*Short task:* Identify the lines that contain the word "name" and copy each one.

*Saved entries:*
[BEGIN]

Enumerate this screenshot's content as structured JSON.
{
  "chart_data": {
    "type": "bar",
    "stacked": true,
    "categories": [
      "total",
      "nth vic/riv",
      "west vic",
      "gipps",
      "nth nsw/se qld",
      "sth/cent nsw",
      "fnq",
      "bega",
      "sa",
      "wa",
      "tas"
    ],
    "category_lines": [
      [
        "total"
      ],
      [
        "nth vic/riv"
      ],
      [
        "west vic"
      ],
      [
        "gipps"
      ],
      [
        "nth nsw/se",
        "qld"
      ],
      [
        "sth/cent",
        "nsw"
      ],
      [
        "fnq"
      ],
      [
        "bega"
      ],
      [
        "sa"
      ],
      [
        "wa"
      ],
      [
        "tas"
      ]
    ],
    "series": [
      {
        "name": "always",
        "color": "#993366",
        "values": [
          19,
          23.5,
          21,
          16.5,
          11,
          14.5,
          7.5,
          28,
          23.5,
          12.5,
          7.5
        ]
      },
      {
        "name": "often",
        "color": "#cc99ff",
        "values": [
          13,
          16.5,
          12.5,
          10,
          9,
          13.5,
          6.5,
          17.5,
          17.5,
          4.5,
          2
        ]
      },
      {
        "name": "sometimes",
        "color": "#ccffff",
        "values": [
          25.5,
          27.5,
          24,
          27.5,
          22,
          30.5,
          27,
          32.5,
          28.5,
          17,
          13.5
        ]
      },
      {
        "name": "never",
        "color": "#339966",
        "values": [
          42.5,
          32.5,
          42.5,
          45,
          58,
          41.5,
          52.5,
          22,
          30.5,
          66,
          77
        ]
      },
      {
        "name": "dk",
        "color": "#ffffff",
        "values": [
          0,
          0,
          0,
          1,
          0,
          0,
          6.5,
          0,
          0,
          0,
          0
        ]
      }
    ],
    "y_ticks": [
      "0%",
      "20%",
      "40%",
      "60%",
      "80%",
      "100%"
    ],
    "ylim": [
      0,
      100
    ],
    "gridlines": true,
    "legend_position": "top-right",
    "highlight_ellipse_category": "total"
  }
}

[END]

*Exercise output:*
        "name": "always",
        "name": "often",
        "name": "sometimes",
        "name": "never",
        "name": "dk",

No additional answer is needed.